== INPUT RECORDS ==

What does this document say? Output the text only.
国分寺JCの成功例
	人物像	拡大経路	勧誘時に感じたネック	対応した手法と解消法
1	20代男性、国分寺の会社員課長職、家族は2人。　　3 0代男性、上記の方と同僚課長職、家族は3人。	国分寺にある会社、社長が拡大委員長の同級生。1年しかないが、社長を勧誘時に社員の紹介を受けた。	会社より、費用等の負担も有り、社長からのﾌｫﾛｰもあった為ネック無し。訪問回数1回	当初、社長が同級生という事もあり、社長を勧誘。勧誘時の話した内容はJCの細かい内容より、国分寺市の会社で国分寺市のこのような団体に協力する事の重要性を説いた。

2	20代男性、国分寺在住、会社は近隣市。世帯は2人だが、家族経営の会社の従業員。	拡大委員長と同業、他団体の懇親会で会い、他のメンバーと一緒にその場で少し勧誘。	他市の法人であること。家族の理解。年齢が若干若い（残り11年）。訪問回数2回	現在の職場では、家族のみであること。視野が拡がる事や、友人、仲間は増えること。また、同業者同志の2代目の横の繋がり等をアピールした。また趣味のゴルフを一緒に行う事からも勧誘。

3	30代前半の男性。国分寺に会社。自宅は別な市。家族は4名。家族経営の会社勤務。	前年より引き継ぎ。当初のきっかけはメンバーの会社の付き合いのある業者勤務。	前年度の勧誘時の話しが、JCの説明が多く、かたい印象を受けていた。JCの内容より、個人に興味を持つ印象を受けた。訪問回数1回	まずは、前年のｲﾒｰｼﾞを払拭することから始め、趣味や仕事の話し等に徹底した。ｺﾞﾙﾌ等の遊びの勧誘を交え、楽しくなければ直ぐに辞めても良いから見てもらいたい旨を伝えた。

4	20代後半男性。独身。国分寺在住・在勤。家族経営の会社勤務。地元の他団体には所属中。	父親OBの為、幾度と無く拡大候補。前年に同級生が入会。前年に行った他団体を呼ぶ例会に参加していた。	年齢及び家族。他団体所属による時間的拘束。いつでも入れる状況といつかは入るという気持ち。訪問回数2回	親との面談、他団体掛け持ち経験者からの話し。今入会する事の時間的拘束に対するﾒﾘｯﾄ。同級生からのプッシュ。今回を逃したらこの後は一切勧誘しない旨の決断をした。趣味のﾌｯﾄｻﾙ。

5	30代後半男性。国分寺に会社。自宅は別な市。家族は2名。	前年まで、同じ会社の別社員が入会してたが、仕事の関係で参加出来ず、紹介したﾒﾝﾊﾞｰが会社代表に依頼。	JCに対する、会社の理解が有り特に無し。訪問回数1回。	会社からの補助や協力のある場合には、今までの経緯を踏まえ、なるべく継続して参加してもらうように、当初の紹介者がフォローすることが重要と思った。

===

THE REQUEST: The records above should be duplicated in full, exactly as given.

SOLUTION FOR THIS TASK:
What does this document say? Output the text only.
国分寺JCの成功例
	人物像	拡大経路	勧誘時に感じたネック	対応した手法と解消法
1	20代男性、国分寺の会社員課長職、家族は2人。　　3 0代男性、上記の方と同僚課長職、家族は3人。	国分寺にある会社、社長が拡大委員長の同級生。1年しかないが、社長を勧誘時に社員の紹介を受けた。	会社より、費用等の負担も有り、社長からのﾌｫﾛｰもあった為ネック無し。訪問回数1回	当初、社長が同級生という事もあり、社長を勧誘。勧誘時の話した内容はJCの細かい内容より、国分寺市の会社で国分寺市のこのような団体に協力する事の重要性を説いた。

2	20代男性、国分寺在住、会社は近隣市。世帯は2人だが、家族経営の会社の従業員。	拡大委員長と同業、他団体の懇親会で会い、他のメンバーと一緒にその場で少し勧誘。	他市の法人であること。家族の理解。年齢が若干若い（残り11年）。訪問回数2回	現在の職場では、家族のみであること。視野が拡がる事や、友人、仲間は増えること。また、同業者同志の2代目の横の繋がり等をアピールした。また趣味のゴルフを一緒に行う事からも勧誘。

3	30代前半の男性。国分寺に会社。自宅は別な市。家族は4名。家族経営の会社勤務。	前年より引き継ぎ。当初のきっかけはメンバーの会社の付き合いのある業者勤務。	前年度の勧誘時の話しが、JCの説明が多く、かたい印象を受けていた。JCの内容より、個人に興味を持つ印象を受けた。訪問回数1回	まずは、前年のｲﾒｰｼﾞを払拭することから始め、趣味や仕事の話し等に徹底した。ｺﾞﾙﾌ等の遊びの勧誘を交え、楽しくなければ直ぐに辞めても良いから見てもらいたい旨を伝えた。

4	20代後半男性。独身。国分寺在住・在勤。家族経営の会社勤務。地元の他団体には所属中。	父親OBの為、幾度と無く拡大候補。前年に同級生が入会。前年に行った他団体を呼ぶ例会に参加していた。	年齢及び家族。他団体所属による時間的拘束。いつでも入れる状況といつかは入るという気持ち。訪問回数2回	親との面談、他団体掛け持ち経験者からの話し。今入会する事の時間的拘束に対するﾒﾘｯﾄ。同級生からのプッシュ。今回を逃したらこの後は一切勧誘しない旨の決断をした。趣味のﾌｯﾄｻﾙ。

5	30代後半男性。国分寺に会社。自宅は別な市。家族は2名。	前年まで、同じ会社の別社員が入会してたが、仕事の関係で参加出来ず、紹介したﾒﾝﾊﾞｰが会社代表に依頼。	JCに対する、会社の理解が有り特に無し。訪問回数1回。	会社からの補助や協力のある場合には、今までの経緯を踏まえ、なるべく継続して参加してもらうように、当初の紹介者がフォローすることが重要と思った。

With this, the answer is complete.